## To be done
Render every entry exactly as it appears.

.....

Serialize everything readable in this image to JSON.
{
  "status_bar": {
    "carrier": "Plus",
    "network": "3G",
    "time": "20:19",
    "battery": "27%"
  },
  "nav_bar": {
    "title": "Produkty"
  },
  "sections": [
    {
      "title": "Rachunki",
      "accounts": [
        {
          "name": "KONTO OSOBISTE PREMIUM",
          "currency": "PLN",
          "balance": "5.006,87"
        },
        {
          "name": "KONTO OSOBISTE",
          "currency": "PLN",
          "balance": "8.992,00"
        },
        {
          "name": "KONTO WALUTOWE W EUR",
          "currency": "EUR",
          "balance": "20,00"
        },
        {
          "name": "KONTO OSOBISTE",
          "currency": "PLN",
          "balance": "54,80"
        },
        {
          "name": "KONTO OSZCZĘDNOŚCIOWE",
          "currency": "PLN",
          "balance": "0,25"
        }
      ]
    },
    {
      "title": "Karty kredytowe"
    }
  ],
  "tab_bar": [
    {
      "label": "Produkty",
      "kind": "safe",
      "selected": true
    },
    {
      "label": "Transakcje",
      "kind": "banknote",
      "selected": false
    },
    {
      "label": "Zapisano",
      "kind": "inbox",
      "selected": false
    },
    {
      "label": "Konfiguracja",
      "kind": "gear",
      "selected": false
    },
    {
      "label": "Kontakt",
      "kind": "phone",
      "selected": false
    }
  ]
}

.....

## Answer to the exercise
Serialize everything readable in this image to JSON.
{
  "status_bar": {
    "carrier": "Plus",
    "network": "3G",
    "time": "20:19",
    "battery": "27%"
  },
  "nav_bar": {
    "title": "Produkty"
  },
  "sections": [
    {
      "title": "Rachunki",
      "accounts": [
        {
          "name": "KONTO OSOBISTE PREMIUM",
          "currency": "PLN",
          "balance": "5.006,87"
        },
        {
          "name": "KONTO OSOBISTE",
          "currency": "PLN",
          "balance": "8.992,00"
        },
        {
          "name": "KONTO WALUTOWE W EUR",
          "currency": "EUR",
          "balance": "20,00"
        },
        {
          "name": "KONTO OSOBISTE",
          "currency": "PLN",
          "balance": "54,80"
        },
        {
          "name": "KONTO OSZCZĘDNOŚCIOWE",
          "currency": "PLN",
          "balance": "0,25"
        }
      ]
    },
    {
      "title": "Karty kredytowe"
    }
  ],
  "tab_bar": [
    {
      "label": "Produkty",
      "kind": "safe",
      "selected": true
    },
    {
      "label": "Transakcje",
      "kind": "banknote",
      "selected": false
    },
    {
      "label": "Zapisano",
      "kind": "inbox",
      "selected": false
    },
    {
      "label": "Konfiguracja",
      "kind": "gear",
      "selected": false
    },
    {
      "label": "Kontakt",
      "kind": "phone",
      "selected": false
    }
  ]
}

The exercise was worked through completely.